**What to work on**.
Search the listing below for the word "的方程为" and copy each line that holds it.
* start Record set *
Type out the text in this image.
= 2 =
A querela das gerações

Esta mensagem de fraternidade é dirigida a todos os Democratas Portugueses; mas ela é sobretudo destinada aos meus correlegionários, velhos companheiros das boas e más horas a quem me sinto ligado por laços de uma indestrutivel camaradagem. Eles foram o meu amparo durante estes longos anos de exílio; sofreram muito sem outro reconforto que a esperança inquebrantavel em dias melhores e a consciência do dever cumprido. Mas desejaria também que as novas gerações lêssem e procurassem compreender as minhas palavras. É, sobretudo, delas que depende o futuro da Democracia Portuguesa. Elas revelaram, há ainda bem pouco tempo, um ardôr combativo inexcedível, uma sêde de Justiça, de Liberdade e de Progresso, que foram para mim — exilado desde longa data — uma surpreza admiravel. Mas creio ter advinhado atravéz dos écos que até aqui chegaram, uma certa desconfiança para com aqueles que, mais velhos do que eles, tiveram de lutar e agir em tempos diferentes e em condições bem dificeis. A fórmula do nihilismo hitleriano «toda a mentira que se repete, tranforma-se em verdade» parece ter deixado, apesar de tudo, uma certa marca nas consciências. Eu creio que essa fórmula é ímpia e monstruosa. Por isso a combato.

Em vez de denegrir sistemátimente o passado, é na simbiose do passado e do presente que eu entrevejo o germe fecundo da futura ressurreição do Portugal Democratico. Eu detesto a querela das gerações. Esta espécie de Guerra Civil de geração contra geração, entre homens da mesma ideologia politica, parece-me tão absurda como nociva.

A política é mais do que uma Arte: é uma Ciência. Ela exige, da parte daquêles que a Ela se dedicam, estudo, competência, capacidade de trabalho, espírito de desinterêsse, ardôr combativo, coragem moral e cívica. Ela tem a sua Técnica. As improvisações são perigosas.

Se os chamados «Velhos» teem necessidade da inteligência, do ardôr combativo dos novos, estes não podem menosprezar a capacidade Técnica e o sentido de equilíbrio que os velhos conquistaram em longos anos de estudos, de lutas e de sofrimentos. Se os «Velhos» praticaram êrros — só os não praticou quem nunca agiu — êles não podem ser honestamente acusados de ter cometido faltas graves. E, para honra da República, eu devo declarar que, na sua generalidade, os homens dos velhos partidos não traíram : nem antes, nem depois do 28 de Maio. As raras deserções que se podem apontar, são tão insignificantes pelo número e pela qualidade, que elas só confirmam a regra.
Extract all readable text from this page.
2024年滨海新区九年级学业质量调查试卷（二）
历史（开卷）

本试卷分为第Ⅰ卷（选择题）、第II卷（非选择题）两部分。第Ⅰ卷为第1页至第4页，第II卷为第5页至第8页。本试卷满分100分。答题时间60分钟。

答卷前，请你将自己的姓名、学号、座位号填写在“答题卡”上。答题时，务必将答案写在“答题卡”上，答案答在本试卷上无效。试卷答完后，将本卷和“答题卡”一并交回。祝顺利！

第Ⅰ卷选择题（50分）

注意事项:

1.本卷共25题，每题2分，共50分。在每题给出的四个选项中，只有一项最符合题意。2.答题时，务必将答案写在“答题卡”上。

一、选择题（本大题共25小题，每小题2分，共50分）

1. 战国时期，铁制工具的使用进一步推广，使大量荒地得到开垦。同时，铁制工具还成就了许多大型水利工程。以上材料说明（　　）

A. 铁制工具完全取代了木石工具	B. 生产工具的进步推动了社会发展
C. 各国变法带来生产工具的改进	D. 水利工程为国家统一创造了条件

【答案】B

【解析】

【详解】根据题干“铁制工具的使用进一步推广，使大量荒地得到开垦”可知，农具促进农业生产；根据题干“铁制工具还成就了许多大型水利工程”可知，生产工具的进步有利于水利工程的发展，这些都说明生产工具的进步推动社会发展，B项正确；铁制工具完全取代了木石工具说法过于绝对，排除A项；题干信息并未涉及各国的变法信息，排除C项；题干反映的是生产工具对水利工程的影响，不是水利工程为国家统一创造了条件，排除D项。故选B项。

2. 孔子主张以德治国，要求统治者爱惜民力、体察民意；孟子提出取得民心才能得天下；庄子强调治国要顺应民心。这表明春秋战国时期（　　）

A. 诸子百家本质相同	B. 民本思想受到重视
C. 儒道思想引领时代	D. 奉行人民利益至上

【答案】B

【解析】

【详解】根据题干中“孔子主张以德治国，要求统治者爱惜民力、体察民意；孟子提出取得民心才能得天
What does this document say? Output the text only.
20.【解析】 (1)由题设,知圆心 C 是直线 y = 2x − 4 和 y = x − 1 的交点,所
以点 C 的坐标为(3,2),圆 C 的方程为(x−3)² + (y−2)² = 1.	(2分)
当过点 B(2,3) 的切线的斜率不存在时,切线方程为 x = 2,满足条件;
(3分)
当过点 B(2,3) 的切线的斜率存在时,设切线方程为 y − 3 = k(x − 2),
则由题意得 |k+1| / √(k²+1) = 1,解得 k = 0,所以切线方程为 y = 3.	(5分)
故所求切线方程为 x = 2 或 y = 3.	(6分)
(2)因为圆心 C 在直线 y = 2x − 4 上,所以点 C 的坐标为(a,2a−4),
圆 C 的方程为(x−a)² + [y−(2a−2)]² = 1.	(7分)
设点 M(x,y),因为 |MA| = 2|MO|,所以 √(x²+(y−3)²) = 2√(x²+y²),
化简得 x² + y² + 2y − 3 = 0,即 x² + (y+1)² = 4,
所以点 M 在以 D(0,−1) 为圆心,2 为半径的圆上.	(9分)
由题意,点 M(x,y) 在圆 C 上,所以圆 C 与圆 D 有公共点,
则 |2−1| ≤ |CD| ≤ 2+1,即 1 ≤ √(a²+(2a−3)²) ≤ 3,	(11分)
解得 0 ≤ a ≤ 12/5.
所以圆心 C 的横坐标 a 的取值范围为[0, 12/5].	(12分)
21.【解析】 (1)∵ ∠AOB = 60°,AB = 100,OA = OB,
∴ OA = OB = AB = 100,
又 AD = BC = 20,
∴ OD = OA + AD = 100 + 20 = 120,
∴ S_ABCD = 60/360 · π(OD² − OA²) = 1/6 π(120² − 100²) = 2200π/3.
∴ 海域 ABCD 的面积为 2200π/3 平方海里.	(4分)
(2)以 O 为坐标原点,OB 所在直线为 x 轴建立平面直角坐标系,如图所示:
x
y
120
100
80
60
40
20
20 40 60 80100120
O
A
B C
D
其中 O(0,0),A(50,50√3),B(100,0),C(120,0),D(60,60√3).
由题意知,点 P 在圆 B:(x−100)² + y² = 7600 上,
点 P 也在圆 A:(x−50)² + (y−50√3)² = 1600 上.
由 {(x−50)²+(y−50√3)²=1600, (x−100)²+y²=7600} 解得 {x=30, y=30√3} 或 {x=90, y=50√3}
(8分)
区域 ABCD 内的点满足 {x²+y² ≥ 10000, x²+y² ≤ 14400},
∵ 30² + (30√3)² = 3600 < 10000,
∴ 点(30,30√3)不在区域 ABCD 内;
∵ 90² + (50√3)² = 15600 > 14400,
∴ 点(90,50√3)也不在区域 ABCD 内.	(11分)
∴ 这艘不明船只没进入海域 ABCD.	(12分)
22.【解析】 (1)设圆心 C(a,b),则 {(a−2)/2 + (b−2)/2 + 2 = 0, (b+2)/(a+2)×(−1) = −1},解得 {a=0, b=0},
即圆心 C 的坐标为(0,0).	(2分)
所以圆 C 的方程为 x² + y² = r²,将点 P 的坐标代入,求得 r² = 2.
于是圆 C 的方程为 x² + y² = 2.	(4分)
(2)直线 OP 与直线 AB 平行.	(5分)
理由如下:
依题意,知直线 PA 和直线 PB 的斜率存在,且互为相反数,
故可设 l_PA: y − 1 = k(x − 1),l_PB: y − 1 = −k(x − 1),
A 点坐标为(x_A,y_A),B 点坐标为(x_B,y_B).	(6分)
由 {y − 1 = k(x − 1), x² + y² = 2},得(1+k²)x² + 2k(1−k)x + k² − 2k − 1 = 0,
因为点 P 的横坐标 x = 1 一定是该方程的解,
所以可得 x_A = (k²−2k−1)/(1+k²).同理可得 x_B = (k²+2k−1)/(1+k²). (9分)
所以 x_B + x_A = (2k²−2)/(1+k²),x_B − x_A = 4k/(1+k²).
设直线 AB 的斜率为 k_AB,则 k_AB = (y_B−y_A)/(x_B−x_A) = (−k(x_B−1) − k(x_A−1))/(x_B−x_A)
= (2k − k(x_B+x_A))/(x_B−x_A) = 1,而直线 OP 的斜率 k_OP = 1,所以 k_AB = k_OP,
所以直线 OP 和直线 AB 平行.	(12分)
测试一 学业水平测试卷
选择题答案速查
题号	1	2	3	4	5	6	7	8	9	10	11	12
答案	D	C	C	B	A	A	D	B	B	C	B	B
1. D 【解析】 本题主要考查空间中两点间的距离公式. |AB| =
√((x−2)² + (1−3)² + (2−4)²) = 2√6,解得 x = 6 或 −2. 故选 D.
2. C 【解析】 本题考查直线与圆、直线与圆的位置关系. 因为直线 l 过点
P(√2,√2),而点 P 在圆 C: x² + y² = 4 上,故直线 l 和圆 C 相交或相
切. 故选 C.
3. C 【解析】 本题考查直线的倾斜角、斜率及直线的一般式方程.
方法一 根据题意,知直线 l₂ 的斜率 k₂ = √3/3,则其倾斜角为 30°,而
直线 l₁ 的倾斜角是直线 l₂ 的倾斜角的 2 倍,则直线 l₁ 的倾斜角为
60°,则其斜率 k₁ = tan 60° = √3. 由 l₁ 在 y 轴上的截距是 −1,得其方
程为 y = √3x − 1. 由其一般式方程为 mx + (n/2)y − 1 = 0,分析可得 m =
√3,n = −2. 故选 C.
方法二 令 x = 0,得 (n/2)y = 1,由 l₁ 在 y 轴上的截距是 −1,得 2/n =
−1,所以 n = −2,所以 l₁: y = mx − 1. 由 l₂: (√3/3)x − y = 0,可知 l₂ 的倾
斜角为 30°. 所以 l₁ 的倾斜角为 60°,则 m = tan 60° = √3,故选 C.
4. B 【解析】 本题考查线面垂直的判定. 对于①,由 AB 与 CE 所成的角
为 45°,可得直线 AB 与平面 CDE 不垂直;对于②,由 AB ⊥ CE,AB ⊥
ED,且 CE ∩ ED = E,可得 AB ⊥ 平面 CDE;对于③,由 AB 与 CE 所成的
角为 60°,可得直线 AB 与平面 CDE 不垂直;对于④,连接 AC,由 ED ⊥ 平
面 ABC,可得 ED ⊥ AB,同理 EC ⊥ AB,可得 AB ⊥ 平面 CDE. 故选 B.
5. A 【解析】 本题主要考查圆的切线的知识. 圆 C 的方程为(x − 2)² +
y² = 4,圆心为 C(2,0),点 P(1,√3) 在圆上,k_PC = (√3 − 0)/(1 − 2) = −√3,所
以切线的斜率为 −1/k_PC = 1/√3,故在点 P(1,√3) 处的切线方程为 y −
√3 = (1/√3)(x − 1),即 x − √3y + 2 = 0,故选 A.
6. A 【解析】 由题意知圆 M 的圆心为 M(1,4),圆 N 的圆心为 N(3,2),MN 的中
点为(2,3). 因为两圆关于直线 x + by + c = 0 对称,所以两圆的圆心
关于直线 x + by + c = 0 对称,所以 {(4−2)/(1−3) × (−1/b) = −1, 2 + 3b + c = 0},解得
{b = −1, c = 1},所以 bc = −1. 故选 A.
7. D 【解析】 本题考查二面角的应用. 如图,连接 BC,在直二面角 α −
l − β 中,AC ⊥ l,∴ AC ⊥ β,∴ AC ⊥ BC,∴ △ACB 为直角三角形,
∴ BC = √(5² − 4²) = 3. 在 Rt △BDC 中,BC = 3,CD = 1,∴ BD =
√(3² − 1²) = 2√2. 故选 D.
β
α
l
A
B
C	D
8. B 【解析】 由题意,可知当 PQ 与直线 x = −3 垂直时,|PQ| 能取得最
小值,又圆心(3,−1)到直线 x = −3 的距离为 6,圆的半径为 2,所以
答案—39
* end Record set *
**Answer for the task**.
以点 C 的坐标为(3,2),圆 C 的方程为(x−3)² + (y−2)² = 1.	(2分)
圆 C 的方程为(x−a)² + [y−(2a−2)]² = 1.	(7分)
所以圆 C 的方程为 x² + y² = r²,将点 P 的坐标代入,求得 r² = 2.
于是圆 C 的方程为 x² + y² = 2.	(4分)
5. A 【解析】 本题主要考查圆的切线的知识. 圆 C 的方程为(x − 2)² +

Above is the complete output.